__SET TASK__. Format the listing as a Markdown table with the columns Row and Entry, beginning at its first line and stopping after the line containing "- plot-frame: [255, 244, 1497, 1479]". Number each line in Row and omit blank lines.

__THE DATA__.
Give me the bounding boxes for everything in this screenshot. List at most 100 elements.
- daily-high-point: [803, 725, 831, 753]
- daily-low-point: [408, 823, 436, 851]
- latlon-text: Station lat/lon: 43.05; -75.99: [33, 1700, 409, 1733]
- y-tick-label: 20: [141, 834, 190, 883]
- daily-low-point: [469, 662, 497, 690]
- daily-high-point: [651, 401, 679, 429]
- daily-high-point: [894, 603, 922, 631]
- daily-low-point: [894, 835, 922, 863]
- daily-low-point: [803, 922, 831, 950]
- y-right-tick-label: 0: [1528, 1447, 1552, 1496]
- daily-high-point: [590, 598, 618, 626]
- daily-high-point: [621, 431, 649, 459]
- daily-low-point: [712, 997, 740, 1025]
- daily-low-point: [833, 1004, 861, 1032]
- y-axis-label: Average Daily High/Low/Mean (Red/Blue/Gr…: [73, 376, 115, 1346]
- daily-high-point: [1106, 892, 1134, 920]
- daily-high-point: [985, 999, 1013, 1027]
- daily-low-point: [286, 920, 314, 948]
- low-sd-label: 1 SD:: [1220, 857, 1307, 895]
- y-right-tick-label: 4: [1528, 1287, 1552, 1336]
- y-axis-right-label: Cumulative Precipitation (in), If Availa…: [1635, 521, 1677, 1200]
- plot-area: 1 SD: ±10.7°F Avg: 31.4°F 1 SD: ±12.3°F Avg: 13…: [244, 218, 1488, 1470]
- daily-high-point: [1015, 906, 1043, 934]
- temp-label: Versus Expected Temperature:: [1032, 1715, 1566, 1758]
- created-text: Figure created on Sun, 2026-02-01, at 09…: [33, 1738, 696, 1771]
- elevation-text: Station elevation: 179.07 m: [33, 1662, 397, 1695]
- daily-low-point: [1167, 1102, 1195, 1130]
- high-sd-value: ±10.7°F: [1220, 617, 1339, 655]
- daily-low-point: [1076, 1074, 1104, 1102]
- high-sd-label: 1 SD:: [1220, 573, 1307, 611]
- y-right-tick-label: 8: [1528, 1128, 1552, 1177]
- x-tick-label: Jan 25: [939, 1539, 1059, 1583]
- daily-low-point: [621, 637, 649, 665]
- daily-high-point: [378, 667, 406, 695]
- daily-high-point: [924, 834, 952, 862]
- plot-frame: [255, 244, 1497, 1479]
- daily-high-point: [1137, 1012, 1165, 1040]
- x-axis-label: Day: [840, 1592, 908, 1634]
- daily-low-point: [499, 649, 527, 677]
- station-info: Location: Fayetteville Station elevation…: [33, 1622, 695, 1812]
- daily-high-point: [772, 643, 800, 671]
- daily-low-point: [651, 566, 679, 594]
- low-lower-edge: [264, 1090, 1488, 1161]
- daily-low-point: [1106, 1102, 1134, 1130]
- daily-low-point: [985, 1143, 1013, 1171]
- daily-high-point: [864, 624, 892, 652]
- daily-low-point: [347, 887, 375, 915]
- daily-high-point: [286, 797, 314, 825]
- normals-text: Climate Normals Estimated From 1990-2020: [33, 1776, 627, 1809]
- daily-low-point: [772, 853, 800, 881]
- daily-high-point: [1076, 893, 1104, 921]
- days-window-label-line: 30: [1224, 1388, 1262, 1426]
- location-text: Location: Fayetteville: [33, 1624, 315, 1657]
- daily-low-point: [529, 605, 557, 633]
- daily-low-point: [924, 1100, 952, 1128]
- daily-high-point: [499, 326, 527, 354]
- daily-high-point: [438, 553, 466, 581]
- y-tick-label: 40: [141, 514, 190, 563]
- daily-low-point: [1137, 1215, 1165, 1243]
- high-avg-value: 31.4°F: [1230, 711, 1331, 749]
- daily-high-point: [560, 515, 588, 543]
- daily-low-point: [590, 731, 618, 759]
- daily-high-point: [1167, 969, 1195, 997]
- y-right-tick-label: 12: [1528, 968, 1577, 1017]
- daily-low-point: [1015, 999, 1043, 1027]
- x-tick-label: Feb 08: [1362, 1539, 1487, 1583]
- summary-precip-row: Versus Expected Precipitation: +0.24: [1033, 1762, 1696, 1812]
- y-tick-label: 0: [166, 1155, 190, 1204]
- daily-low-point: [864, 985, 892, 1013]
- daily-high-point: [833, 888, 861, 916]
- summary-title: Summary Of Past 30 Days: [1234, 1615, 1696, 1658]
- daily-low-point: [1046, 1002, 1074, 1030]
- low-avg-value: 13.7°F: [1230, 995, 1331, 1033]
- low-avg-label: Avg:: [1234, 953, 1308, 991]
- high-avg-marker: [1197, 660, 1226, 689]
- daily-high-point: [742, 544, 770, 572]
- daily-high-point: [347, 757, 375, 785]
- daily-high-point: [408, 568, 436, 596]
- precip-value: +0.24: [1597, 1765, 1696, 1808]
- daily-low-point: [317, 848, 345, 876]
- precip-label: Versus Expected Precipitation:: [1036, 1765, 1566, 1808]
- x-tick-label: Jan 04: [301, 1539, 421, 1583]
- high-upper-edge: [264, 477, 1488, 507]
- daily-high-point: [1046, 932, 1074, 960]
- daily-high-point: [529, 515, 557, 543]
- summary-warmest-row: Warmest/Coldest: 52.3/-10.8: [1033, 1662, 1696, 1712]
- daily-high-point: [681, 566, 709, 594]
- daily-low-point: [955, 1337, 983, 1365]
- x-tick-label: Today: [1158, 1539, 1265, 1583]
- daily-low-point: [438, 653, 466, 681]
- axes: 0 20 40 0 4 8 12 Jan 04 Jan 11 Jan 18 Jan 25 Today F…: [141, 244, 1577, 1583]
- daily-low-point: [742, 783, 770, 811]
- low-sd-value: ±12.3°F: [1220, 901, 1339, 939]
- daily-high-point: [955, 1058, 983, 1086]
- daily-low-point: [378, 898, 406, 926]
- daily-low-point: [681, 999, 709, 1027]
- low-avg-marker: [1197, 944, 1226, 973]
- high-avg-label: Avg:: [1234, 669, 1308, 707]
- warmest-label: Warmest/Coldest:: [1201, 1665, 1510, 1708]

__EXPECTED ANSWER__.
| Row | Entry |
|---|---|
| 1 | Give me the bounding boxes for everything in this screenshot. List at most 100 elements. |
| 2 | - daily-high-point: [803, 725, 831, 753] |
| 3 | - daily-low-point: [408, 823, 436, 851] |
| 4 | - latlon-text: Station lat/lon: 43.05; -75.99: [33, 1700, 409, 1733] |
| 5 | - y-tick-label: 20: [141, 834, 190, 883] |
| 6 | - daily-low-point: [469, 662, 497, 690] |
| 7 | - daily-high-point: [651, 401, 679, 429] |
| 8 | - daily-high-point: [894, 603, 922, 631] |
| 9 | - daily-low-point: [894, 835, 922, 863] |
| 10 | - daily-low-point: [803, 922, 831, 950] |
| 11 | - y-right-tick-label: 0: [1528, 1447, 1552, 1496] |
| 12 | - daily-high-point: [590, 598, 618, 626] |
| 13 | - daily-high-point: [621, 431, 649, 459] |
| 14 | - daily-low-point: [712, 997, 740, 1025] |
| 15 | - daily-low-point: [833, 1004, 861, 1032] |
| 16 | - y-axis-label: Average Daily High/Low/Mean (Red/Blue/Gr…: [73, 376, 115, 1346] |
| 17 | - daily-high-point: [1106, 892, 1134, 920] |
| 18 | - daily-high-point: [985, 999, 1013, 1027] |
| 19 | - daily-low-point: [286, 920, 314, 948] |
| 20 | - low-sd-label: 1 SD:: [1220, 857, 1307, 895] |
| 21 | - y-right-tick-label: 4: [1528, 1287, 1552, 1336] |
| 22 | - y-axis-right-label: Cumulative Precipitation (in), If Availa…: [1635, 521, 1677, 1200] |
| 23 | - plot-area: 1 SD: ±10.7°F Avg: 31.4°F 1 SD: ±12.3°F Avg: 13…: [244, 218, 1488, 1470] |
| 24 | - daily-high-point: [1015, 906, 1043, 934] |
| 25 | - temp-label: Versus Expected Temperature:: [1032, 1715, 1566, 1758] |
| 26 | - created-text: Figure created on Sun, 2026-02-01, at 09…: [33, 1738, 696, 1771] |
| 27 | - elevation-text: Station elevation: 179.07 m: [33, 1662, 397, 1695] |
| 28 | - daily-low-point: [1167, 1102, 1195, 1130] |
| 29 | - high-sd-value: ±10.7°F: [1220, 617, 1339, 655] |
| 30 | - daily-low-point: [1076, 1074, 1104, 1102] |
| 31 | - high-sd-label: 1 SD:: [1220, 573, 1307, 611] |
| 32 | - y-right-tick-label: 8: [1528, 1128, 1552, 1177] |
| 33 | - x-tick-label: Jan 25: [939, 1539, 1059, 1583] |
| 34 | - daily-low-point: [621, 637, 649, 665] |
| 35 | - daily-high-point: [378, 667, 406, 695] |
| 36 | - daily-high-point: [924, 834, 952, 862] |
| 37 | - plot-frame: [255, 244, 1497, 1479] |